Stored data entries:
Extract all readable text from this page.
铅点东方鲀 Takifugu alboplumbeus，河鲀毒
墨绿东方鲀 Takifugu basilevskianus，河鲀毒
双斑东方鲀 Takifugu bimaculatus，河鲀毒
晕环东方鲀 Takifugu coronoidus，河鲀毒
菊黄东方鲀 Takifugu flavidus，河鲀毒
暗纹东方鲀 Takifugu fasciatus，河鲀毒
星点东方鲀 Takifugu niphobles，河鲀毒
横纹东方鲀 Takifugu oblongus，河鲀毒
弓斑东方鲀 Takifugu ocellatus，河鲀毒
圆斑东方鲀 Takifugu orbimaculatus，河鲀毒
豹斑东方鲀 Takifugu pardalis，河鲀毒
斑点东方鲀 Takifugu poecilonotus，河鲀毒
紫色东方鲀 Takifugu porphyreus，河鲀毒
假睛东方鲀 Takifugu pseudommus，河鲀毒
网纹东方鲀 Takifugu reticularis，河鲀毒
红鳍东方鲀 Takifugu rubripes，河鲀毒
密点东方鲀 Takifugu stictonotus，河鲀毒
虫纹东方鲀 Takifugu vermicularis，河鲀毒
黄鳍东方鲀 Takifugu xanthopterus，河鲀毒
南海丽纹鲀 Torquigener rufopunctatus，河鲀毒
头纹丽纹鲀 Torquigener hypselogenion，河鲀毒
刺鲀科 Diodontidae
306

- **PROBLEM**: Look through the entries above. Extract each line with the word "Torquigener".

- **THE SOLUTION**:
南海丽纹鲀 Torquigener rufopunctatus，河鲀毒
头纹丽纹鲀 Torquigener hypselogenion，河鲀毒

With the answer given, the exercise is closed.